● **Requirements**
Word for word, restate every line of the material.
=-=-=
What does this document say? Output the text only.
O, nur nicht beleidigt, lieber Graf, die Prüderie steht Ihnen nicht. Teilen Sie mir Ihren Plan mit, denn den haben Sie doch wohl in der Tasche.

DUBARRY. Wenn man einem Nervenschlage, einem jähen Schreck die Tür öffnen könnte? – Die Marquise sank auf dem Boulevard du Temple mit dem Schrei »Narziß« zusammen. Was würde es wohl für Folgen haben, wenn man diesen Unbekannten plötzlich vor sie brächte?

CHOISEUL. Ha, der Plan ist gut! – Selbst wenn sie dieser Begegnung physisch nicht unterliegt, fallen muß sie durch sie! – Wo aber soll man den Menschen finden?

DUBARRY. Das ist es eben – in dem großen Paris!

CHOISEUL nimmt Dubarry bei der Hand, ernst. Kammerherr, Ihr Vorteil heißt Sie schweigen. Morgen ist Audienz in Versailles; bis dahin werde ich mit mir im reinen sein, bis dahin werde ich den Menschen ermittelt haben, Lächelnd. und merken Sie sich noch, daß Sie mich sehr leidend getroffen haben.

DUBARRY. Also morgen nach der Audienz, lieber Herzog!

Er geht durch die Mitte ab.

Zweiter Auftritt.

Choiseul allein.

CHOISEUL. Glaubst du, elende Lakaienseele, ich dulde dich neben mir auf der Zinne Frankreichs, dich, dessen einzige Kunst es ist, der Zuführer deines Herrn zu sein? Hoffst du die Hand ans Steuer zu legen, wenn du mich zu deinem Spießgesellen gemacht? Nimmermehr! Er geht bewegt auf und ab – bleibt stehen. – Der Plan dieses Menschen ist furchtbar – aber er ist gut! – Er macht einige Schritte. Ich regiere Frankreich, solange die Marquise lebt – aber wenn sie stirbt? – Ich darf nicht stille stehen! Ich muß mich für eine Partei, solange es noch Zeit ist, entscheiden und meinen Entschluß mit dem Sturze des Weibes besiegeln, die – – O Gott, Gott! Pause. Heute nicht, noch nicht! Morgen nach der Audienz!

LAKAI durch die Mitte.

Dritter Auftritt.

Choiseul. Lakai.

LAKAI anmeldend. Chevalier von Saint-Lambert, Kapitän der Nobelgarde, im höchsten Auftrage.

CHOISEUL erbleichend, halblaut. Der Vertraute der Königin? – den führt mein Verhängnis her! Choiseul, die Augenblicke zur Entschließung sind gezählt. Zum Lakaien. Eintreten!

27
=-=-=
● **Written answer**
What does this document say? Output the text only.
O, nur nicht beleidigt, lieber Graf, die Prüderie steht Ihnen nicht. Teilen Sie mir Ihren Plan mit, denn den haben Sie doch wohl in der Tasche.

DUBARRY. Wenn man einem Nervenschlage, einem jähen Schreck die Tür öffnen könnte? – Die Marquise sank auf dem Boulevard du Temple mit dem Schrei »Narziß« zusammen. Was würde es wohl für Folgen haben, wenn man diesen Unbekannten plötzlich vor sie brächte?

CHOISEUL. Ha, der Plan ist gut! – Selbst wenn sie dieser Begegnung physisch nicht unterliegt, fallen muß sie durch sie! – Wo aber soll man den Menschen finden?

DUBARRY. Das ist es eben – in dem großen Paris!

CHOISEUL nimmt Dubarry bei der Hand, ernst. Kammerherr, Ihr Vorteil heißt Sie schweigen. Morgen ist Audienz in Versailles; bis dahin werde ich mit mir im reinen sein, bis dahin werde ich den Menschen ermittelt haben, Lächelnd. und merken Sie sich noch, daß Sie mich sehr leidend getroffen haben.

DUBARRY. Also morgen nach der Audienz, lieber Herzog!

Er geht durch die Mitte ab.

Zweiter Auftritt.

Choiseul allein.

CHOISEUL. Glaubst du, elende Lakaienseele, ich dulde dich neben mir auf der Zinne Frankreichs, dich, dessen einzige Kunst es ist, der Zuführer deines Herrn zu sein? Hoffst du die Hand ans Steuer zu legen, wenn du mich zu deinem Spießgesellen gemacht? Nimmermehr! Er geht bewegt auf und ab – bleibt stehen. – Der Plan dieses Menschen ist furchtbar – aber er ist gut! – Er macht einige Schritte. Ich regiere Frankreich, solange die Marquise lebt – aber wenn sie stirbt? – Ich darf nicht stille stehen! Ich muß mich für eine Partei, solange es noch Zeit ist, entscheiden und meinen Entschluß mit dem Sturze des Weibes besiegeln, die – – O Gott, Gott! Pause. Heute nicht, noch nicht! Morgen nach der Audienz!

LAKAI durch die Mitte.

Dritter Auftritt.

Choiseul. Lakai.

LAKAI anmeldend. Chevalier von Saint-Lambert, Kapitän der Nobelgarde, im höchsten Auftrage.

CHOISEUL erbleichend, halblaut. Der Vertraute der Königin? – den führt mein Verhängnis her! Choiseul, die Augenblicke zur Entschließung sind gezählt. Zum Lakaien. Eintreten!

27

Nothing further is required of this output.